◆ Goal: Return all of the entries exactly as written.

◆ Provided information:
━━━━━━━━━━━━━━━━━━━━

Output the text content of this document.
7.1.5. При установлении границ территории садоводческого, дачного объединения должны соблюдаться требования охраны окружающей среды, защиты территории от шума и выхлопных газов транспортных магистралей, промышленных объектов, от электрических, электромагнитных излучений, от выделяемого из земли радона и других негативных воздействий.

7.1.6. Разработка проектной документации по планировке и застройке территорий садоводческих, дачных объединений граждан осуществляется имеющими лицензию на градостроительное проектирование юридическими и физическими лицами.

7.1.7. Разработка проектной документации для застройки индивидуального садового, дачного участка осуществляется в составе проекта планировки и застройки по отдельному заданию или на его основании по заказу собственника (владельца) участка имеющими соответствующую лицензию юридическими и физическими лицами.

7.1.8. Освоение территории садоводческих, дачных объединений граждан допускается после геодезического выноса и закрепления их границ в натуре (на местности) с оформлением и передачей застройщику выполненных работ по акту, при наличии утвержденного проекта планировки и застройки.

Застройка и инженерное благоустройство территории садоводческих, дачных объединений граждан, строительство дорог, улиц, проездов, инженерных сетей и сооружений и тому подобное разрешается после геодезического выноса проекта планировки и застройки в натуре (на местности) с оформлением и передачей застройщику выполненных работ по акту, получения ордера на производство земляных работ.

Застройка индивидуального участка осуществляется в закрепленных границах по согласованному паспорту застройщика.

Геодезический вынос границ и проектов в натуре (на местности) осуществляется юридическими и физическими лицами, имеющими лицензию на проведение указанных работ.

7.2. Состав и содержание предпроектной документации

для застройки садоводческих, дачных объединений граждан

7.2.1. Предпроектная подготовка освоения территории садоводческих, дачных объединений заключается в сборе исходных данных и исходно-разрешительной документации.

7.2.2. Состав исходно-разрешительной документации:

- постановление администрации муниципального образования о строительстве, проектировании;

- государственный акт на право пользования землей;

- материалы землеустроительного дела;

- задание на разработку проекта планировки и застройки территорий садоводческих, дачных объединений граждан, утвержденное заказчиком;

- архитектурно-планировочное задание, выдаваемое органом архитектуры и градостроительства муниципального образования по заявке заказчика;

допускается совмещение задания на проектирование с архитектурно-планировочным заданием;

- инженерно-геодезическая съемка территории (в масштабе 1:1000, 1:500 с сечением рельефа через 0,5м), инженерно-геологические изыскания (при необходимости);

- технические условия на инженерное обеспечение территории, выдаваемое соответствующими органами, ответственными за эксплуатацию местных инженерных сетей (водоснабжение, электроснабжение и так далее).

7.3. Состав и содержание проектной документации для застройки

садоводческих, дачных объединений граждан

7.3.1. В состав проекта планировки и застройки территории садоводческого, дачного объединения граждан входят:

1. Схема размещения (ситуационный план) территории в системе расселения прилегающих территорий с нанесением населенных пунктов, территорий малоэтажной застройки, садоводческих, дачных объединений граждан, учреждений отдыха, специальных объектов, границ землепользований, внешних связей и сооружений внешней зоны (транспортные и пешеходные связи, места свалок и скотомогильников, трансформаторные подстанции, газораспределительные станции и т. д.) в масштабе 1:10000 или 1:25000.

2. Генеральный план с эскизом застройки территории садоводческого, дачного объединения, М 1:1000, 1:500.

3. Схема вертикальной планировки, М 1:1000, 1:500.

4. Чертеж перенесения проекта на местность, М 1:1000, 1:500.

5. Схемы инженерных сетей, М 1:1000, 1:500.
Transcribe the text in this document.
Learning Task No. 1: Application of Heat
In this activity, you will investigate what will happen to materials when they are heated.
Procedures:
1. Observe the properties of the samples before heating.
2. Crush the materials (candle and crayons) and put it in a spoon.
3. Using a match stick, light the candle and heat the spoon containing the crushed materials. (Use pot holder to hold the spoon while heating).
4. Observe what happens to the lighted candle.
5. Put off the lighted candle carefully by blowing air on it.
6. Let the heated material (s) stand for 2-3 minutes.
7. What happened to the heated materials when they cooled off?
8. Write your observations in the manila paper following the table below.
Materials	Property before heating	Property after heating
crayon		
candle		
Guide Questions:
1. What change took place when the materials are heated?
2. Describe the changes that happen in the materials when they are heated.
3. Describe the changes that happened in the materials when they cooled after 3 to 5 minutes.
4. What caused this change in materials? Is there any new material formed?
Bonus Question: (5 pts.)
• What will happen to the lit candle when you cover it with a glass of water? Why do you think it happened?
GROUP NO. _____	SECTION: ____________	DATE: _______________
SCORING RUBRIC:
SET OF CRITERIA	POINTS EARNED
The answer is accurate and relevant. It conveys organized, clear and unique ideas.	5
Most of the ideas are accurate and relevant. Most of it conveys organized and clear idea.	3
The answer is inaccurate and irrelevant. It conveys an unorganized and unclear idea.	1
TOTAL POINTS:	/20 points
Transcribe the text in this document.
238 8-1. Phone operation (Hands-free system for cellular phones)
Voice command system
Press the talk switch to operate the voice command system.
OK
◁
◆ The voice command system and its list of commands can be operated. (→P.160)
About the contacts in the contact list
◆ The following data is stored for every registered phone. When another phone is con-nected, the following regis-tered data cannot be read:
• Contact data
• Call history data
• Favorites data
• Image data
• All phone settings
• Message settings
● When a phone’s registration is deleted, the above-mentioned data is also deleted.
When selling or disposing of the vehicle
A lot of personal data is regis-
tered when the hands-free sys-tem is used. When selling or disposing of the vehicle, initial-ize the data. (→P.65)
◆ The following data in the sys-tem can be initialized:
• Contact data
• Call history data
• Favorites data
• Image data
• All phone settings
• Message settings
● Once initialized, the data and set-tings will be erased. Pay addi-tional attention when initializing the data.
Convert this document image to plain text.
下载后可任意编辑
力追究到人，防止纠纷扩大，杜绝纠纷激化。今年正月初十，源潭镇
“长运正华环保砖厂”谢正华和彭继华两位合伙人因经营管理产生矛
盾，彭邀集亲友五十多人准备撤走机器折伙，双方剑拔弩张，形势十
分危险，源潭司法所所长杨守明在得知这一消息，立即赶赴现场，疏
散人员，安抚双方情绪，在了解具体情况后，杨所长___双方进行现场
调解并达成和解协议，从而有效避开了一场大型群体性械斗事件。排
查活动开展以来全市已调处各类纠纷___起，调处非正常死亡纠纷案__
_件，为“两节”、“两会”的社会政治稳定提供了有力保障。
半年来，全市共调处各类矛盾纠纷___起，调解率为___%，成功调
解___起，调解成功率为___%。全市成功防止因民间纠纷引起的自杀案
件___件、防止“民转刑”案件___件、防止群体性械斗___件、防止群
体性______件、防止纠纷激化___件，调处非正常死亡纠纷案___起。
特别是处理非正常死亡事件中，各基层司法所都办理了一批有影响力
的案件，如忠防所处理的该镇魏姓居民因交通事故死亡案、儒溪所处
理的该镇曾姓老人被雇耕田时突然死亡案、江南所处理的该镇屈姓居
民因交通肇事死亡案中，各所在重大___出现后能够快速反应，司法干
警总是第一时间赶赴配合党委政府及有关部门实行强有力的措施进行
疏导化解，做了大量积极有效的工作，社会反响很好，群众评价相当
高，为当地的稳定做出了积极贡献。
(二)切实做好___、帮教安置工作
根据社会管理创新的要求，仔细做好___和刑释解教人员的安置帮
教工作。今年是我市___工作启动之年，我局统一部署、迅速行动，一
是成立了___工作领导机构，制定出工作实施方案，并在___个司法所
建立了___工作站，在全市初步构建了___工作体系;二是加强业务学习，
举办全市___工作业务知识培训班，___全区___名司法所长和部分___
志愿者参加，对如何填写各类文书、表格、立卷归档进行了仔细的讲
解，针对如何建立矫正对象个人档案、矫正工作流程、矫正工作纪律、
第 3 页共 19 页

━━━━━━━━━━━━━━━━━━━━

◆ Reply to the task:
Output the text content of this document.
7.1.5. При установлении границ территории садоводческого, дачного объединения должны соблюдаться требования охраны окружающей среды, защиты территории от шума и выхлопных газов транспортных магистралей, промышленных объектов, от электрических, электромагнитных излучений, от выделяемого из земли радона и других негативных воздействий.

7.1.6. Разработка проектной документации по планировке и застройке территорий садоводческих, дачных объединений граждан осуществляется имеющими лицензию на градостроительное проектирование юридическими и физическими лицами.

7.1.7. Разработка проектной документации для застройки индивидуального садового, дачного участка осуществляется в составе проекта планировки и застройки по отдельному заданию или на его основании по заказу собственника (владельца) участка имеющими соответствующую лицензию юридическими и физическими лицами.

7.1.8. Освоение территории садоводческих, дачных объединений граждан допускается после геодезического выноса и закрепления их границ в натуре (на местности) с оформлением и передачей застройщику выполненных работ по акту, при наличии утвержденного проекта планировки и застройки.

Застройка и инженерное благоустройство территории садоводческих, дачных объединений граждан, строительство дорог, улиц, проездов, инженерных сетей и сооружений и тому подобное разрешается после геодезического выноса проекта планировки и застройки в натуре (на местности) с оформлением и передачей застройщику выполненных работ по акту, получения ордера на производство земляных работ.

Застройка индивидуального участка осуществляется в закрепленных границах по согласованному паспорту застройщика.

Геодезический вынос границ и проектов в натуре (на местности) осуществляется юридическими и физическими лицами, имеющими лицензию на проведение указанных работ.

7.2. Состав и содержание предпроектной документации

для застройки садоводческих, дачных объединений граждан

7.2.1. Предпроектная подготовка освоения территории садоводческих, дачных объединений заключается в сборе исходных данных и исходно-разрешительной документации.

7.2.2. Состав исходно-разрешительной документации:

- постановление администрации муниципального образования о строительстве, проектировании;

- государственный акт на право пользования землей;

- материалы землеустроительного дела;

- задание на разработку проекта планировки и застройки территорий садоводческих, дачных объединений граждан, утвержденное заказчиком;

- архитектурно-планировочное задание, выдаваемое органом архитектуры и градостроительства муниципального образования по заявке заказчика;

допускается совмещение задания на проектирование с архитектурно-планировочным заданием;

- инженерно-геодезическая съемка территории (в масштабе 1:1000, 1:500 с сечением рельефа через 0,5м), инженерно-геологические изыскания (при необходимости);

- технические условия на инженерное обеспечение территории, выдаваемое соответствующими органами, ответственными за эксплуатацию местных инженерных сетей (водоснабжение, электроснабжение и так далее).

7.3. Состав и содержание проектной документации для застройки

садоводческих, дачных объединений граждан

7.3.1. В состав проекта планировки и застройки территории садоводческого, дачного объединения граждан входят:

1. Схема размещения (ситуационный план) территории в системе расселения прилегающих территорий с нанесением населенных пунктов, территорий малоэтажной застройки, садоводческих, дачных объединений граждан, учреждений отдыха, специальных объектов, границ землепользований, внешних связей и сооружений внешней зоны (транспортные и пешеходные связи, места свалок и скотомогильников, трансформаторные подстанции, газораспределительные станции и т. д.) в масштабе 1:10000 или 1:25000.

2. Генеральный план с эскизом застройки территории садоводческого, дачного объединения, М 1:1000, 1:500.

3. Схема вертикальной планировки, М 1:1000, 1:500.

4. Чертеж перенесения проекта на местность, М 1:1000, 1:500.

5. Схемы инженерных сетей, М 1:1000, 1:500.
Transcribe the text in this document.
Learning Task No. 1: Application of Heat
In this activity, you will investigate what will happen to materials when they are heated.
Procedures:
1. Observe the properties of the samples before heating.
2. Crush the materials (candle and crayons) and put it in a spoon.
3. Using a match stick, light the candle and heat the spoon containing the crushed materials. (Use pot holder to hold the spoon while heating).
4. Observe what happens to the lighted candle.
5. Put off the lighted candle carefully by blowing air on it.
6. Let the heated material (s) stand for 2-3 minutes.
7. What happened to the heated materials when they cooled off?
8. Write your observations in the manila paper following the table below.
Materials	Property before heating	Property after heating
crayon		
candle		
Guide Questions:
1. What change took place when the materials are heated?
2. Describe the changes that happen in the materials when they are heated.
3. Describe the changes that happened in the materials when they cooled after 3 to 5 minutes.
4. What caused this change in materials? Is there any new material formed?
Bonus Question: (5 pts.)
• What will happen to the lit candle when you cover it with a glass of water? Why do you think it happened?
GROUP NO. _____	SECTION: ____________	DATE: _______________
SCORING RUBRIC:
SET OF CRITERIA	POINTS EARNED
The answer is accurate and relevant. It conveys organized, clear and unique ideas.	5
Most of the ideas are accurate and relevant. Most of it conveys organized and clear idea.	3
The answer is inaccurate and irrelevant. It conveys an unorganized and unclear idea.	1
TOTAL POINTS:	/20 points
Transcribe the text in this document.
238 8-1. Phone operation (Hands-free system for cellular phones)
Voice command system
Press the talk switch to operate the voice command system.
OK
◁
◆ The voice command system and its list of commands can be operated. (→P.160)
About the contacts in the contact list
◆ The following data is stored for every registered phone. When another phone is con-nected, the following regis-tered data cannot be read:
• Contact data
• Call history data
• Favorites data
• Image data
• All phone settings
• Message settings
● When a phone’s registration is deleted, the above-mentioned data is also deleted.
When selling or disposing of the vehicle
A lot of personal data is regis-
tered when the hands-free sys-tem is used. When selling or disposing of the vehicle, initial-ize the data. (→P.65)
◆ The following data in the sys-tem can be initialized:
• Contact data
• Call history data
• Favorites data
• Image data
• All phone settings
• Message settings
● Once initialized, the data and set-tings will be erased. Pay addi-tional attention when initializing the data.
Convert this document image to plain text.
下载后可任意编辑
力追究到人，防止纠纷扩大，杜绝纠纷激化。今年正月初十，源潭镇
“长运正华环保砖厂”谢正华和彭继华两位合伙人因经营管理产生矛
盾，彭邀集亲友五十多人准备撤走机器折伙，双方剑拔弩张，形势十
分危险，源潭司法所所长杨守明在得知这一消息，立即赶赴现场，疏
散人员，安抚双方情绪，在了解具体情况后，杨所长___双方进行现场
调解并达成和解协议，从而有效避开了一场大型群体性械斗事件。排
查活动开展以来全市已调处各类纠纷___起，调处非正常死亡纠纷案__
_件，为“两节”、“两会”的社会政治稳定提供了有力保障。
半年来，全市共调处各类矛盾纠纷___起，调解率为___%，成功调
解___起，调解成功率为___%。全市成功防止因民间纠纷引起的自杀案
件___件、防止“民转刑”案件___件、防止群体性械斗___件、防止群
体性______件、防止纠纷激化___件，调处非正常死亡纠纷案___起。
特别是处理非正常死亡事件中，各基层司法所都办理了一批有影响力
的案件，如忠防所处理的该镇魏姓居民因交通事故死亡案、儒溪所处
理的该镇曾姓老人被雇耕田时突然死亡案、江南所处理的该镇屈姓居
民因交通肇事死亡案中，各所在重大___出现后能够快速反应，司法干
警总是第一时间赶赴配合党委政府及有关部门实行强有力的措施进行
疏导化解，做了大量积极有效的工作，社会反响很好，群众评价相当
高，为当地的稳定做出了积极贡献。
(二)切实做好___、帮教安置工作
根据社会管理创新的要求，仔细做好___和刑释解教人员的安置帮
教工作。今年是我市___工作启动之年，我局统一部署、迅速行动，一
是成立了___工作领导机构，制定出工作实施方案，并在___个司法所
建立了___工作站，在全市初步构建了___工作体系;二是加强业务学习，
举办全市___工作业务知识培训班，___全区___名司法所长和部分___
志愿者参加，对如何填写各类文书、表格、立卷归档进行了仔细的讲
解，针对如何建立矫正对象个人档案、矫正工作流程、矫正工作纪律、
第 3 页共 19 页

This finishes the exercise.